• **Exercise description**
Count the lines in the entries below that include the word "true". Give nothing but the number.
-- Start --
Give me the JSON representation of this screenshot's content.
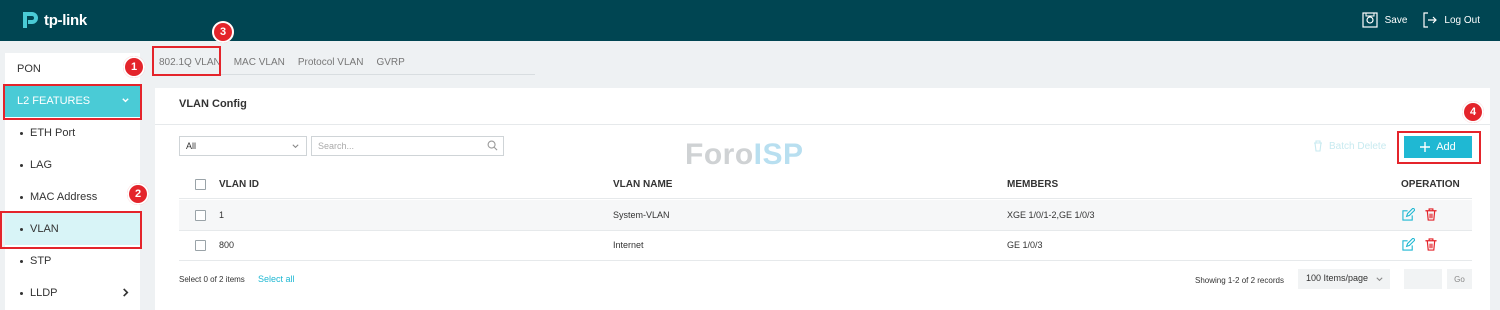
{
  "header": {
    "brand": "tp-link",
    "save_label": "Save",
    "logout_label": "Log Out",
    "bg_color": "#004552"
  },
  "sidebar": {
    "items": [
      {
        "label": "PON",
        "type": "top"
      },
      {
        "label": "L2 FEATURES",
        "type": "group",
        "expanded": true
      },
      {
        "label": "ETH Port",
        "type": "sub"
      },
      {
        "label": "LAG",
        "type": "sub"
      },
      {
        "label": "MAC Address",
        "type": "sub"
      },
      {
        "label": "VLAN",
        "type": "sub",
        "active": true
      },
      {
        "label": "STP",
        "type": "sub"
      },
      {
        "label": "LLDP",
        "type": "sub",
        "has_children": true
      }
    ],
    "accent_color": "#4acbd6"
  },
  "tabs": [
    "802.1Q VLAN",
    "MAC VLAN",
    "Protocol VLAN",
    "GVRP"
  ],
  "annotations": [
    "1",
    "2",
    "3",
    "4"
  ],
  "panel": {
    "title": "VLAN Config",
    "filter_value": "All",
    "search_placeholder": "Search...",
    "batch_delete_label": "Batch Delete",
    "add_label": "Add"
  },
  "watermark": {
    "part1": "Foro",
    "part2": "ISP"
  },
  "table": {
    "columns": [
      "VLAN ID",
      "VLAN NAME",
      "MEMBERS",
      "OPERATION"
    ],
    "rows": [
      {
        "id": "1",
        "name": "System-VLAN",
        "members": "XGE 1/0/1-2,GE 1/0/3"
      },
      {
        "id": "800",
        "name": "Internet",
        "members": "GE 1/0/3"
      }
    ]
  },
  "footer": {
    "selected": "Select 0 of 2 items",
    "select_all": "Select all",
    "showing": "Showing 1-2 of 2 records",
    "per_page": "100 Items/page",
    "go": "Go"
  },
  "colors": {
    "highlight": "#e4242b",
    "primary": "#1fb8d3",
    "delete": "#e4242b"
  }
}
-- End --
• **Answer**
3